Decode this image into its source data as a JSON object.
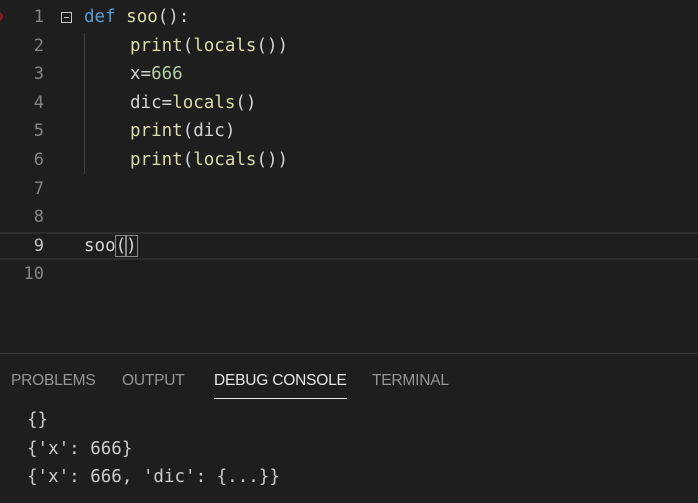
{
  "editor": {
    "lines": [
      {
        "num": "1",
        "kw": "def",
        "name": "soo",
        "rest": "():"
      },
      {
        "num": "2",
        "fn": "print",
        "rest": "(",
        "fn2": "locals",
        "rest2": "())"
      },
      {
        "num": "3",
        "a": "x=",
        "n": "666"
      },
      {
        "num": "4",
        "a": "dic=",
        "fn": "locals",
        "rest": "()"
      },
      {
        "num": "5",
        "fn": "print",
        "rest": "(dic)"
      },
      {
        "num": "6",
        "fn": "print",
        "rest": "(",
        "fn2": "locals",
        "rest2": "())"
      },
      {
        "num": "7"
      },
      {
        "num": "8"
      },
      {
        "num": "9",
        "fn": "soo",
        "open": "(",
        "close": ")"
      },
      {
        "num": "10"
      }
    ]
  },
  "panel": {
    "tabs": [
      {
        "label": "PROBLEMS"
      },
      {
        "label": "OUTPUT"
      },
      {
        "label": "DEBUG CONSOLE"
      },
      {
        "label": "TERMINAL"
      }
    ],
    "active_tab": "DEBUG CONSOLE",
    "console": [
      "{}",
      "{'x': 666}",
      "{'x': 666, 'dic': {...}}"
    ]
  }
}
______________________________
Task » Quote the records above in full, dropping each picture.

Written response »
Decode this image into its source data as a JSON object.
{
  "editor": {
    "lines": [
      {
        "num": "1",
        "kw": "def",
        "name": "soo",
        "rest": "():"
      },
      {
        "num": "2",
        "fn": "print",
        "rest": "(",
        "fn2": "locals",
        "rest2": "())"
      },
      {
        "num": "3",
        "a": "x=",
        "n": "666"
      },
      {
        "num": "4",
        "a": "dic=",
        "fn": "locals",
        "rest": "()"
      },
      {
        "num": "5",
        "fn": "print",
        "rest": "(dic)"
      },
      {
        "num": "6",
        "fn": "print",
        "rest": "(",
        "fn2": "locals",
        "rest2": "())"
      },
      {
        "num": "7"
      },
      {
        "num": "8"
      },
      {
        "num": "9",
        "fn": "soo",
        "open": "(",
        "close": ")"
      },
      {
        "num": "10"
      }
    ]
  },
  "panel": {
    "tabs": [
      {
        "label": "PROBLEMS"
      },
      {
        "label": "OUTPUT"
      },
      {
        "label": "DEBUG CONSOLE"
      },
      {
        "label": "TERMINAL"
      }
    ],
    "active_tab": "DEBUG CONSOLE",
    "console": [
      "{}",
      "{'x': 666}",
      "{'x': 666, 'dic': {...}}"
    ]
  }
}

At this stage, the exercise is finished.